--- Start Material for this task ---

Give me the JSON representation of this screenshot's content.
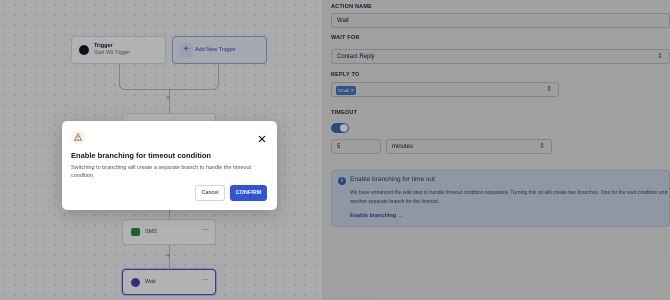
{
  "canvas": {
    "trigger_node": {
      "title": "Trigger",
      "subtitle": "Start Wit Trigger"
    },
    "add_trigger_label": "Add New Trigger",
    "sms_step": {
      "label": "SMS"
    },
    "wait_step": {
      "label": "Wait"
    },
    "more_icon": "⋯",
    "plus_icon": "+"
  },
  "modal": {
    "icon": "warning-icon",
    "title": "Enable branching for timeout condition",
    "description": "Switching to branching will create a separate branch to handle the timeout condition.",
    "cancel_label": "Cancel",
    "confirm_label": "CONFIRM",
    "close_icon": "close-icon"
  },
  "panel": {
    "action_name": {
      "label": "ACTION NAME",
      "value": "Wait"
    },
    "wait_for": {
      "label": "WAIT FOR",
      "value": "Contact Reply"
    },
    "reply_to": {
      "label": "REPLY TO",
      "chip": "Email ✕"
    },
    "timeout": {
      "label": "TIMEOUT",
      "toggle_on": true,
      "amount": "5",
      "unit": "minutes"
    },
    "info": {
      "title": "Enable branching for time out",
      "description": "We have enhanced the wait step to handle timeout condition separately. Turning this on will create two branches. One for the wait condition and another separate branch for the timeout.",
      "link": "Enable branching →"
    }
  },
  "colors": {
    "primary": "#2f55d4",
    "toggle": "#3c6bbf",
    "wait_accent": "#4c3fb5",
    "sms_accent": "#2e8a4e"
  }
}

--- End Material for this task ---
--- Start Material for this task ---

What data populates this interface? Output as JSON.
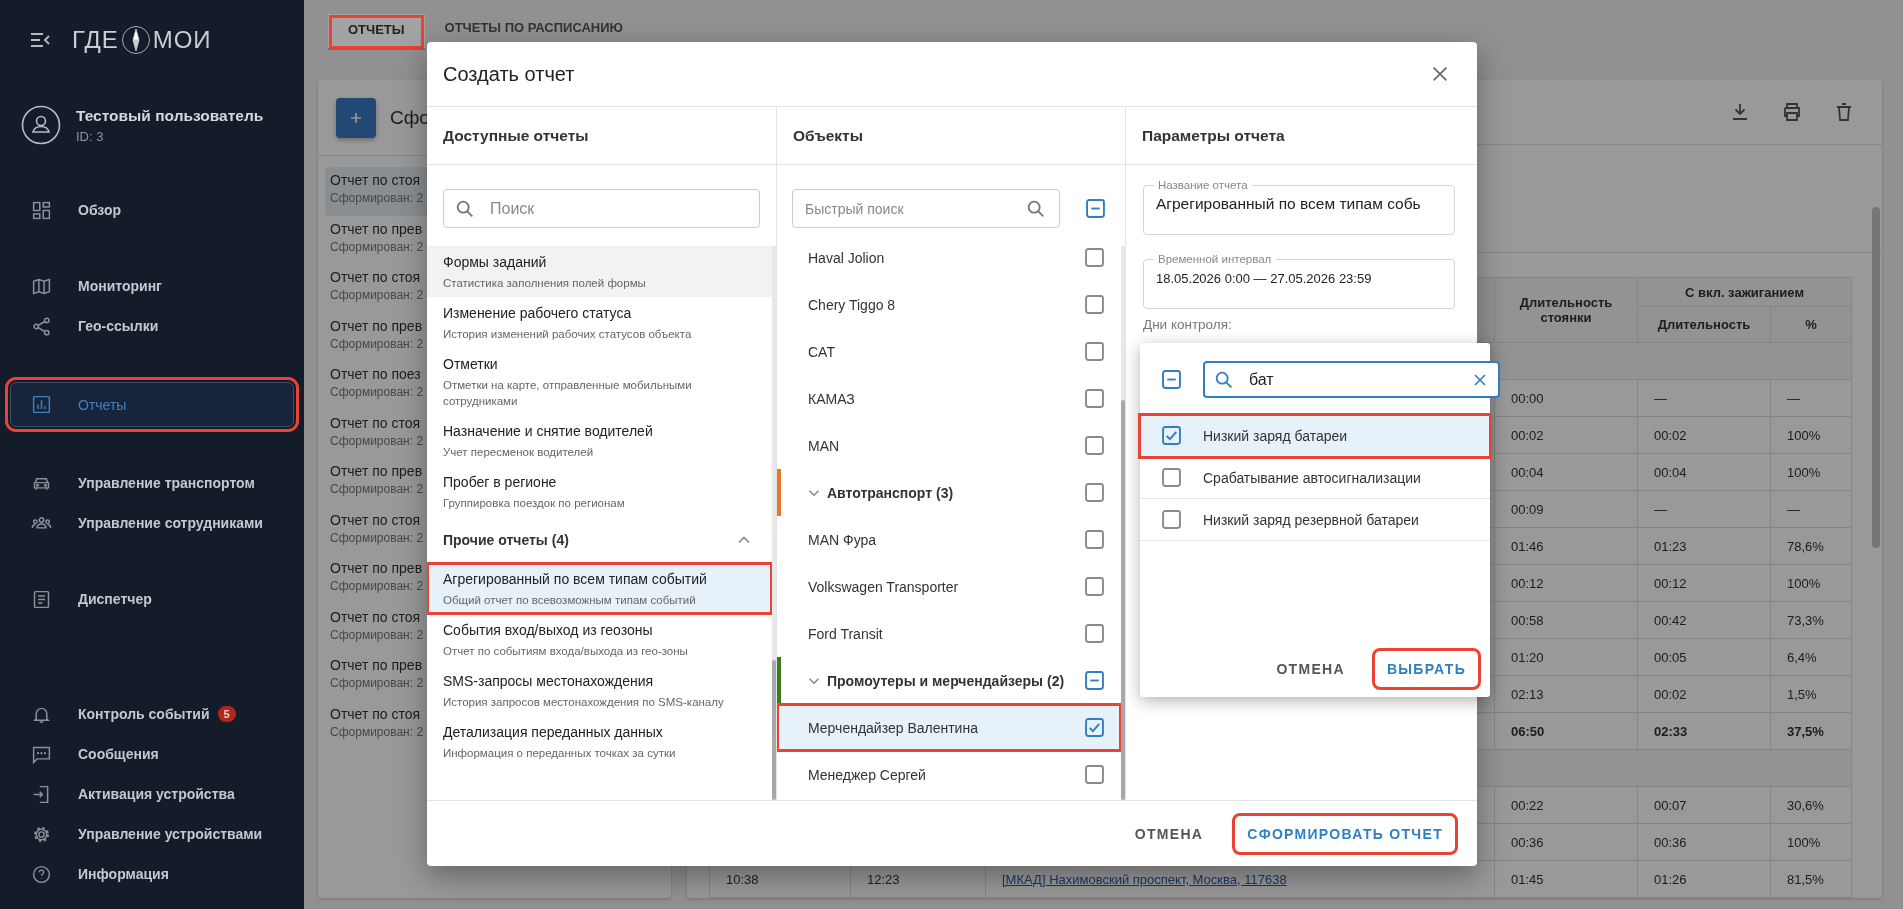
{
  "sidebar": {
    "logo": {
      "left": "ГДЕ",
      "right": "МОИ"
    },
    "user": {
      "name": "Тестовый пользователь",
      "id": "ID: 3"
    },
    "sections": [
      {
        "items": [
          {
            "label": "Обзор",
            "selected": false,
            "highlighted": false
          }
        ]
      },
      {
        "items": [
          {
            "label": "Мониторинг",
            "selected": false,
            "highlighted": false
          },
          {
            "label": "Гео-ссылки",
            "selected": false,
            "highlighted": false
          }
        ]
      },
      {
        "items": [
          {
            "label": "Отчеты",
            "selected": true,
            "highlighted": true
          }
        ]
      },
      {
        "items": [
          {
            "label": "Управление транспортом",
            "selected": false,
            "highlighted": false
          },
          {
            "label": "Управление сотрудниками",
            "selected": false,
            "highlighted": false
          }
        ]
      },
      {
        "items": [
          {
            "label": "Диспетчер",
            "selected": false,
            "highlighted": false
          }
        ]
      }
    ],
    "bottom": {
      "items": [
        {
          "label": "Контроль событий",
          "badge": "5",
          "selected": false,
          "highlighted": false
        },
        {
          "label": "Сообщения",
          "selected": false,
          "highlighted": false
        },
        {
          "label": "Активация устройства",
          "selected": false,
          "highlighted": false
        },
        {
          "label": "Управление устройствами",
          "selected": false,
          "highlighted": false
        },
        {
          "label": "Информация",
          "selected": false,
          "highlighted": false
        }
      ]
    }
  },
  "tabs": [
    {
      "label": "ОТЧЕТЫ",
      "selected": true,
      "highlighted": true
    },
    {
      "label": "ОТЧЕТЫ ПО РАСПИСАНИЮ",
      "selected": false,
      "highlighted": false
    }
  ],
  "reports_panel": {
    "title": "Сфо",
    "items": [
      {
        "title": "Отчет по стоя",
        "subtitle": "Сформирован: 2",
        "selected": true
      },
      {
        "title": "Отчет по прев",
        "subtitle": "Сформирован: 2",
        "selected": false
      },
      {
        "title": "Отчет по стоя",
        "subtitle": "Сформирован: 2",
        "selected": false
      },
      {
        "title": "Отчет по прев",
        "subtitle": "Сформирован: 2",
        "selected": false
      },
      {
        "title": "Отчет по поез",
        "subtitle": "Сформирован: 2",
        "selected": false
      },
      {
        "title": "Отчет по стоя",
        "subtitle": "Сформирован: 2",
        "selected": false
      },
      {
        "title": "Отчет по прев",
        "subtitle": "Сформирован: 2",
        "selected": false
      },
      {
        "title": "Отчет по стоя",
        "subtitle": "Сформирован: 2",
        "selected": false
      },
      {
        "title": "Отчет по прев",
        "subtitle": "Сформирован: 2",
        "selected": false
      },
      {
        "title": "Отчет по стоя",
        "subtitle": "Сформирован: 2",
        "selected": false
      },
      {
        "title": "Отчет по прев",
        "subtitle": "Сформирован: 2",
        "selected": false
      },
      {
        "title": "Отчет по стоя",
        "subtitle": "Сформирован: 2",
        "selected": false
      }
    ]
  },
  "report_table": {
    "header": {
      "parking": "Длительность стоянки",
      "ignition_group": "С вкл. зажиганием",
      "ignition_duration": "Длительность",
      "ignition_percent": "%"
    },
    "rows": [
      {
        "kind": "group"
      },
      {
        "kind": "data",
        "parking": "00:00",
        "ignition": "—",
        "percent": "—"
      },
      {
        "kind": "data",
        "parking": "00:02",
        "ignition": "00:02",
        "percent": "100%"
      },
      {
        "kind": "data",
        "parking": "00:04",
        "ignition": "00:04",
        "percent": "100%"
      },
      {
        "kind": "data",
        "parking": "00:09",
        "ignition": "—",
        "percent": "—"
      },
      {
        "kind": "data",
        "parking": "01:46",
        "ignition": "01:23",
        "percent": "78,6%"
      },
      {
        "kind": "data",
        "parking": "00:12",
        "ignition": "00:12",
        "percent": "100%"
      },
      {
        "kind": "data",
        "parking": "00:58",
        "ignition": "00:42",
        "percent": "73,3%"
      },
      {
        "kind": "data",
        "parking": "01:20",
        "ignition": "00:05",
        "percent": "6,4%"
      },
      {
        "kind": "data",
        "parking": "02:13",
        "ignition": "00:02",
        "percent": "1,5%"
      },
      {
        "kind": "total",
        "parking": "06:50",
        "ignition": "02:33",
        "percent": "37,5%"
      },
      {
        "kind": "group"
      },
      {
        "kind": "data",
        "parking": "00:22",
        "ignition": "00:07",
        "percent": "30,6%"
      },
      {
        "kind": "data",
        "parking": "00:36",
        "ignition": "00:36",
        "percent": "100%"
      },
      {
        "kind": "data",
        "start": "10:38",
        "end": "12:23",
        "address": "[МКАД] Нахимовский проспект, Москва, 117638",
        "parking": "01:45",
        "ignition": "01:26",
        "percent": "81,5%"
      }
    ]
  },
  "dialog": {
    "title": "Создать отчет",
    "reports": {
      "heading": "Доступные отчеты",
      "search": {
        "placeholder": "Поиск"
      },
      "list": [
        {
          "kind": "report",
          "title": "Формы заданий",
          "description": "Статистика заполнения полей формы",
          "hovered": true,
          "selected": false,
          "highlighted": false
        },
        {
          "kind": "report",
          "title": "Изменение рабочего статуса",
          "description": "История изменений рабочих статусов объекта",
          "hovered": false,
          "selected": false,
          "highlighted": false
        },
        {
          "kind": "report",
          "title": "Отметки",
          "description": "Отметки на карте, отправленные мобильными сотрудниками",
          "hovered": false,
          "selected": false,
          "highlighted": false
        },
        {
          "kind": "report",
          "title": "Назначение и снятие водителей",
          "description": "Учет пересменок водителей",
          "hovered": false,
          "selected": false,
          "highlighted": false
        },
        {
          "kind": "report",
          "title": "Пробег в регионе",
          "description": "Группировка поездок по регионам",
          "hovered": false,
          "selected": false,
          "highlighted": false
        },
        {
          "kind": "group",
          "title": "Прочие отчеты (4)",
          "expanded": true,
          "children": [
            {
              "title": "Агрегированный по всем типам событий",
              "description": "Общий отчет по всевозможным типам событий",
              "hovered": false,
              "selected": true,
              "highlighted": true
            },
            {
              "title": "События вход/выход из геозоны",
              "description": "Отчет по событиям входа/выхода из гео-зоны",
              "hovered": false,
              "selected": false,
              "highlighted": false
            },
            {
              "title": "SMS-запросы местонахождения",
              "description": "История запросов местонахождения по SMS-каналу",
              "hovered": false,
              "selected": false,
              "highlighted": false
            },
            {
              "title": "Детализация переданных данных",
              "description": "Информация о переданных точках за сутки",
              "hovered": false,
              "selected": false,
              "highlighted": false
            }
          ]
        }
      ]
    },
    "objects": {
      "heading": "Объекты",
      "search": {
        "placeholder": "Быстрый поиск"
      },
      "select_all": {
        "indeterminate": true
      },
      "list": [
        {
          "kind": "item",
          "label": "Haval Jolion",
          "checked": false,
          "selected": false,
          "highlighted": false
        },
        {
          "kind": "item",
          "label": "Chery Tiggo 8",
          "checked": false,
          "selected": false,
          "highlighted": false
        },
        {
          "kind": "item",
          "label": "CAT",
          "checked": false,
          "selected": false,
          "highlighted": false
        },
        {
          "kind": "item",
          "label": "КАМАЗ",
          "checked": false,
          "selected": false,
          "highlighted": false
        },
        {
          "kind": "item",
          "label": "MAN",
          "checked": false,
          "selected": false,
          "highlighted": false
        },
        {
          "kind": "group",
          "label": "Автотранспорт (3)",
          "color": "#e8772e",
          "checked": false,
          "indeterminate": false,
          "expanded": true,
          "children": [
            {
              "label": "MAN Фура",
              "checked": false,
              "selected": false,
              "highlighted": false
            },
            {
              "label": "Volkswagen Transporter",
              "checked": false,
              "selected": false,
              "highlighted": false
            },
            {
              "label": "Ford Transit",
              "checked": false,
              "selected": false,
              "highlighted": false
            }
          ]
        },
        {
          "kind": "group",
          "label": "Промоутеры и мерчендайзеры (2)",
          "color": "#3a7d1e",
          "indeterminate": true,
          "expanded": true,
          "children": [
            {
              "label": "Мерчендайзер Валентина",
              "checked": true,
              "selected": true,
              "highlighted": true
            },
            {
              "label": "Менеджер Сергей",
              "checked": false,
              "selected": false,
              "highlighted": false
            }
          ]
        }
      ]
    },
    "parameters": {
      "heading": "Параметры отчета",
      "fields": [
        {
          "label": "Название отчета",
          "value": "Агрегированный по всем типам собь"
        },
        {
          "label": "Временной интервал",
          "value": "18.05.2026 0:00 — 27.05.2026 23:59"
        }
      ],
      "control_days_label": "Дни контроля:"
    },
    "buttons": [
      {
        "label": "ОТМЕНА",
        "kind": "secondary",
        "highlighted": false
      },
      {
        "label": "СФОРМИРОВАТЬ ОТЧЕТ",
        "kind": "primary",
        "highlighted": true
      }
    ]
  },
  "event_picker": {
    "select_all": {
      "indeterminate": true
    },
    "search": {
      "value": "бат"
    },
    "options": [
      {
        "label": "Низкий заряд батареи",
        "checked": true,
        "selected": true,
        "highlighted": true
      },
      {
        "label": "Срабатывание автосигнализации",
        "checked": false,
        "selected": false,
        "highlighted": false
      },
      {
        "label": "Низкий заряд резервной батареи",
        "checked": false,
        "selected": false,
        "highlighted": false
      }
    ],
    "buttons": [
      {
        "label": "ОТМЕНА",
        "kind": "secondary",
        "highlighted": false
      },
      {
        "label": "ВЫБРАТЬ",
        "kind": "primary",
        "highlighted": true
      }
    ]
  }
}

--- End Material for this task ---

### Required task
Identify the lines in the entries above that contain "value", then copy them out.

### Result of this exercise
      "value": "Wait"
      "value": "Contact Reply"
          "value": "Агрегированный по всем типам собь"
          "value": "18.05.2026 0:00 — 27.05.2026 23:59"
      "value": "бат"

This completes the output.